**WHAT TO DO**
Copy out, from the entries below, each line holding the string "JSON".

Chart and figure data
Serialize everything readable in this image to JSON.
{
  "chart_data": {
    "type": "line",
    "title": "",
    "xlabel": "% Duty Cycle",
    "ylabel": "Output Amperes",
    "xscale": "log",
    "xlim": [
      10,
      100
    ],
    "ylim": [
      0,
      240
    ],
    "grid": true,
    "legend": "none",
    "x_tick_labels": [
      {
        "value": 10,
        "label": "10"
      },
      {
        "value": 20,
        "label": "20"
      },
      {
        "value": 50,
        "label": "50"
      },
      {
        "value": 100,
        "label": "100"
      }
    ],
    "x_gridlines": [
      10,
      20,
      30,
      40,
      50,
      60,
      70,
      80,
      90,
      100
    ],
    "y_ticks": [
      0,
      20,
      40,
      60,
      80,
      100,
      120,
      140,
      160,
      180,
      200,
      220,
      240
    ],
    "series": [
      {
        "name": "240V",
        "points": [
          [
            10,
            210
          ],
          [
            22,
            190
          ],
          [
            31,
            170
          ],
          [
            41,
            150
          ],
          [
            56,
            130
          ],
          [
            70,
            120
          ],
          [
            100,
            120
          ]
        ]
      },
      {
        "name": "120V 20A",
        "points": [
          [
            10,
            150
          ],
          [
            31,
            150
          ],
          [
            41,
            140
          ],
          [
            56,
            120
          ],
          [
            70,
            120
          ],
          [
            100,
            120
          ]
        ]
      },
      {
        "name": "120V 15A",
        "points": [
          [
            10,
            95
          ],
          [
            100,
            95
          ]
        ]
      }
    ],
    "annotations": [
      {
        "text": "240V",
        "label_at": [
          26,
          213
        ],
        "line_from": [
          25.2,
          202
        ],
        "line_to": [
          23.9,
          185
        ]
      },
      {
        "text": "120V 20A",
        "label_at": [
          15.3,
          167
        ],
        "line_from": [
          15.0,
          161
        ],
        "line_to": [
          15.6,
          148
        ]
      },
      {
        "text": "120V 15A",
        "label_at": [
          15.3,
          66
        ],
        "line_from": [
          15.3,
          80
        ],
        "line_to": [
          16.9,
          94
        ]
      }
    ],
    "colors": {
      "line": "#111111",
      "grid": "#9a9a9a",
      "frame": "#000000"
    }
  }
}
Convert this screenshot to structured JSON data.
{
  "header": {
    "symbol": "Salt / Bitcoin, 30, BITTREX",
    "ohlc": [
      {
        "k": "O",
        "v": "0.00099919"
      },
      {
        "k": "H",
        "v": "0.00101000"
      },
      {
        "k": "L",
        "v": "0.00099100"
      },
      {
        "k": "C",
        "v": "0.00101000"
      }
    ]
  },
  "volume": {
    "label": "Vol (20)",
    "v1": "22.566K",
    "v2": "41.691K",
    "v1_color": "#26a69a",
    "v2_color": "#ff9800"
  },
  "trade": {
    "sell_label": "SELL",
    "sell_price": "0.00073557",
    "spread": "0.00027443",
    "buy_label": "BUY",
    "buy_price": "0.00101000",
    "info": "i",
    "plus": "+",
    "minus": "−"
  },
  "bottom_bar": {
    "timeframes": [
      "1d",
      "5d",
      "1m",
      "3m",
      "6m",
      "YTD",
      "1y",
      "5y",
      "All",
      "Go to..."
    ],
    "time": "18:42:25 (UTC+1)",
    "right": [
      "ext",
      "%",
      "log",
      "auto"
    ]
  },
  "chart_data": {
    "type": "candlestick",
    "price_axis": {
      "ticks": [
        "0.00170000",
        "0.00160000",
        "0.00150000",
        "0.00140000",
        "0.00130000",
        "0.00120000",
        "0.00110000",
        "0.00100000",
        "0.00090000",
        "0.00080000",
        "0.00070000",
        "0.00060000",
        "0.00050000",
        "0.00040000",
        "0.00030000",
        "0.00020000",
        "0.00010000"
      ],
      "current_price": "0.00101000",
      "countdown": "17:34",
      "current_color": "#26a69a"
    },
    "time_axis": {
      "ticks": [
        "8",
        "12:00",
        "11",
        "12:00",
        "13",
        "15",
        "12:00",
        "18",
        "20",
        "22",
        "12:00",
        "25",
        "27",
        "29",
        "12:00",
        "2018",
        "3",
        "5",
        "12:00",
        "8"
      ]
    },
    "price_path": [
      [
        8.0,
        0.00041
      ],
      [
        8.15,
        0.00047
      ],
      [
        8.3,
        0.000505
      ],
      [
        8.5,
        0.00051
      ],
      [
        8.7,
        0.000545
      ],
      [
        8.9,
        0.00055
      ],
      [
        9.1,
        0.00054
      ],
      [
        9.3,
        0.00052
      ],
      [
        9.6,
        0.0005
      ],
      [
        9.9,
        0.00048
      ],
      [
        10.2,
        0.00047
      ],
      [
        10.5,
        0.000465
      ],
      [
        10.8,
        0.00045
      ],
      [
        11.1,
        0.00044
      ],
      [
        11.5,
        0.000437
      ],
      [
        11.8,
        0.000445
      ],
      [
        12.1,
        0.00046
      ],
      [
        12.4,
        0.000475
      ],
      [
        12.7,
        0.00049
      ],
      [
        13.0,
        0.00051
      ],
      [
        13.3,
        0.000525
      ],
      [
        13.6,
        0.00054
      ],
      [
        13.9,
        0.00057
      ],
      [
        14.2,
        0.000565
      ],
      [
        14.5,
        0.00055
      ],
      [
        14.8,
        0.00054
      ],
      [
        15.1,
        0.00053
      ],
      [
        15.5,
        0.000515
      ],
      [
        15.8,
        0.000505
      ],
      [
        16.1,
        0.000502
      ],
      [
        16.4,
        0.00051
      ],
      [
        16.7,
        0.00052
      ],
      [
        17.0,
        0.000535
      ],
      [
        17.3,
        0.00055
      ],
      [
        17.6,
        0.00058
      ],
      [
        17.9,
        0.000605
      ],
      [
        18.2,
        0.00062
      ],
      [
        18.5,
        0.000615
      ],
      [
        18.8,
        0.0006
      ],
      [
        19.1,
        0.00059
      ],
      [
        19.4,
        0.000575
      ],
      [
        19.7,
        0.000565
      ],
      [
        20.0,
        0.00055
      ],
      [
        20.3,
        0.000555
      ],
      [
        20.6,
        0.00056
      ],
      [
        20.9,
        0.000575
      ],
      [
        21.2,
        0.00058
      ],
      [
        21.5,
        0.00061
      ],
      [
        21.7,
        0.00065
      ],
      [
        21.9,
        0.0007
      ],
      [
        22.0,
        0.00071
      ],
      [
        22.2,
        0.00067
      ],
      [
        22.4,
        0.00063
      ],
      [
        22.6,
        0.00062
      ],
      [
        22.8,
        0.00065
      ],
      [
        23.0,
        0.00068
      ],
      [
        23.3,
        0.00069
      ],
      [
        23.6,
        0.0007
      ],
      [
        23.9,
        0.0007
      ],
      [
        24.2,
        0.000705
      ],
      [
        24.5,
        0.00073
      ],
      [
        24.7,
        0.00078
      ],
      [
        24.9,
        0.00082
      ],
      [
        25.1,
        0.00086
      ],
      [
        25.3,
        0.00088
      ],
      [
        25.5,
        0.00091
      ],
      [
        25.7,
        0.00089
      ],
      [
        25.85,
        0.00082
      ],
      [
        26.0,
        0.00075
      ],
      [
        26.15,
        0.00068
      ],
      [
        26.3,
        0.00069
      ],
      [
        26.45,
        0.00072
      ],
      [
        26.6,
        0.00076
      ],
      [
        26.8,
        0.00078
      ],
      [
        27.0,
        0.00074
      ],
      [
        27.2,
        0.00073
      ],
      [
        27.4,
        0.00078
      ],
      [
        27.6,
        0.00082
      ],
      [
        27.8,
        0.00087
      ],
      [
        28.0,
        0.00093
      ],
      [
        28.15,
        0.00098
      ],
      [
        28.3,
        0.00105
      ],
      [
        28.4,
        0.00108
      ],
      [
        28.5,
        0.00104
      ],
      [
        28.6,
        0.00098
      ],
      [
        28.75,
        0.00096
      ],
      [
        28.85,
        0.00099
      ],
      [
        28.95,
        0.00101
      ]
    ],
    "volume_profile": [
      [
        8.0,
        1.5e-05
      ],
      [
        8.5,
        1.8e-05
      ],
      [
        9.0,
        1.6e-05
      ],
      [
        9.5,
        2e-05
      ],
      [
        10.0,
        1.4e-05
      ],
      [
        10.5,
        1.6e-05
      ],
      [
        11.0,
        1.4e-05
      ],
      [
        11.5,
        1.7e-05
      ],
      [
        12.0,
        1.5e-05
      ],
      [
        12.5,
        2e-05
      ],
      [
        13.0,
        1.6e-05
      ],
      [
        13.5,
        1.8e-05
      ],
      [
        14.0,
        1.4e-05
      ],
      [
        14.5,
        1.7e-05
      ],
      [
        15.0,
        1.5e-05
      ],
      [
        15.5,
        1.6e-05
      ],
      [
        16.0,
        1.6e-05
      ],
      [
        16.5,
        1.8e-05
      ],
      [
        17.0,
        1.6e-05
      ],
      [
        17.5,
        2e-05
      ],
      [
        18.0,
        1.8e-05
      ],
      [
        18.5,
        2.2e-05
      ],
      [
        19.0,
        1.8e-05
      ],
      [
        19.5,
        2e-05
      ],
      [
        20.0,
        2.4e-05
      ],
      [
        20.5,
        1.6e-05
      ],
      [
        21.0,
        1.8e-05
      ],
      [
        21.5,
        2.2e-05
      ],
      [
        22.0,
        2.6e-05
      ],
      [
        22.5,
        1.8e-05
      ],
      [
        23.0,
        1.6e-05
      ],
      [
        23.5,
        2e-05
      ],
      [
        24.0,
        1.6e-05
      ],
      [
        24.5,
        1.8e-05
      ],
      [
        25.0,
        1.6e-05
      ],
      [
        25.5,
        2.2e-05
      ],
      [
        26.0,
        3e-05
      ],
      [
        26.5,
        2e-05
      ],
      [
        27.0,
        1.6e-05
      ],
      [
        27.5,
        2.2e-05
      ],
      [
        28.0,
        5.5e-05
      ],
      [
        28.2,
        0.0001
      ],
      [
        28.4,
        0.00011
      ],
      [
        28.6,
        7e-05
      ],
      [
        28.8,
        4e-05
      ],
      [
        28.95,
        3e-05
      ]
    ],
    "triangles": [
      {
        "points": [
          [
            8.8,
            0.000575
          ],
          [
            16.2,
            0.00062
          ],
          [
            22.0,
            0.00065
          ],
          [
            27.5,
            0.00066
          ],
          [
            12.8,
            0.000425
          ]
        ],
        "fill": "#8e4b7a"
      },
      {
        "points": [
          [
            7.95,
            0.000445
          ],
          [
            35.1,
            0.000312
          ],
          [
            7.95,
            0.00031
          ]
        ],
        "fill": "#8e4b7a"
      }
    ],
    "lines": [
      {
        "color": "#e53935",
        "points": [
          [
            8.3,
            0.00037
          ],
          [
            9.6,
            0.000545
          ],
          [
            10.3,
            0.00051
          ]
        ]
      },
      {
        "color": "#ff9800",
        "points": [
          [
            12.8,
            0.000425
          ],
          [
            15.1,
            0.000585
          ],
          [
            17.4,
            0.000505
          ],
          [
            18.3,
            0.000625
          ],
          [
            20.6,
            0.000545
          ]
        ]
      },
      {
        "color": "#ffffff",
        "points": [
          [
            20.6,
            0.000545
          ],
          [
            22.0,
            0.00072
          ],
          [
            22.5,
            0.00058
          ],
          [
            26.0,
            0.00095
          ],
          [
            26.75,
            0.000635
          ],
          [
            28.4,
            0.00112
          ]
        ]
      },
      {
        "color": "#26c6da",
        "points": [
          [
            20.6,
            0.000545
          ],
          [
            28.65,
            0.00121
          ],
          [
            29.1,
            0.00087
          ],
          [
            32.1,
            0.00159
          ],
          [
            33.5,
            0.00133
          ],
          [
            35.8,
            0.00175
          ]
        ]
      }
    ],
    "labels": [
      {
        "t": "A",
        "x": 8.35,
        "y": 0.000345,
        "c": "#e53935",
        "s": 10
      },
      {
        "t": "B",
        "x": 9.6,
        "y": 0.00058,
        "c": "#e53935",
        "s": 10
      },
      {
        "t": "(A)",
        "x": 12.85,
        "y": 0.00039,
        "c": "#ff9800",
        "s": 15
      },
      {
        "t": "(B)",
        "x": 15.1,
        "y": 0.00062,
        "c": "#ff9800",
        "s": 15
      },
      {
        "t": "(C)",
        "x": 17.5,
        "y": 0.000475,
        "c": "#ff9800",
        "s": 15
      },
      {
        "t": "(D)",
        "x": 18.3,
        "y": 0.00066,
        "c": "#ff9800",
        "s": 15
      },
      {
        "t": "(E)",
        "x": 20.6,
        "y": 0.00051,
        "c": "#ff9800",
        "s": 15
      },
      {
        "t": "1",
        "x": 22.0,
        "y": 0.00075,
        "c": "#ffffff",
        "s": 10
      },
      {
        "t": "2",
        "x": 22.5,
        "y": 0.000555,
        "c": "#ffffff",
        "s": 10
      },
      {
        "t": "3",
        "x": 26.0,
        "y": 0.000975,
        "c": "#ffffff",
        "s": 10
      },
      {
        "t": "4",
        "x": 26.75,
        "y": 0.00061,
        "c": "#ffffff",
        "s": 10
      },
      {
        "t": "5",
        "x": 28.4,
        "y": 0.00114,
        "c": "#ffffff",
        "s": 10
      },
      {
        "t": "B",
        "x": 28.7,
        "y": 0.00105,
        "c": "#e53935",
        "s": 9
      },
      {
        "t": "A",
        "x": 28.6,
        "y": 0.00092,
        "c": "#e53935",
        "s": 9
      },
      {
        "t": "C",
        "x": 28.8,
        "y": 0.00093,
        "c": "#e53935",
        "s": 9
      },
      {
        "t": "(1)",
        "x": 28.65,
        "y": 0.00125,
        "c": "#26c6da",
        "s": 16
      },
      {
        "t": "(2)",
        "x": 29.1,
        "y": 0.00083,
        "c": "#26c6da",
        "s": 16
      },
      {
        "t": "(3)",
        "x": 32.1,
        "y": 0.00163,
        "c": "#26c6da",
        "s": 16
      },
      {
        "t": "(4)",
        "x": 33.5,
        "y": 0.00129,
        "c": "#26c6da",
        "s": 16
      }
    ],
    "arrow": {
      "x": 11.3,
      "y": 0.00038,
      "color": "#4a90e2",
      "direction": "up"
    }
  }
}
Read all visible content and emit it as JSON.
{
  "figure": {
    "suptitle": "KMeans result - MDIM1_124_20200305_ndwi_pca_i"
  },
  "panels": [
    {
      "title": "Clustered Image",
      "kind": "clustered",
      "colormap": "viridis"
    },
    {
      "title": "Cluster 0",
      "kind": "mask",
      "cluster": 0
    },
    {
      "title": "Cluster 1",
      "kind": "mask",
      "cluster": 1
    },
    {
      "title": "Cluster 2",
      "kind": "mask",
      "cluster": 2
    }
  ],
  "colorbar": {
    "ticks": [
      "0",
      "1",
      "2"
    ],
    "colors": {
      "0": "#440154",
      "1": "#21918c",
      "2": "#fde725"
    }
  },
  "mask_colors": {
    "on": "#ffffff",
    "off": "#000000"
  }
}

**COMPLETE ANSWER**
Serialize everything readable in this image to JSON.
Convert this screenshot to structured JSON data.
Read all visible content and emit it as JSON.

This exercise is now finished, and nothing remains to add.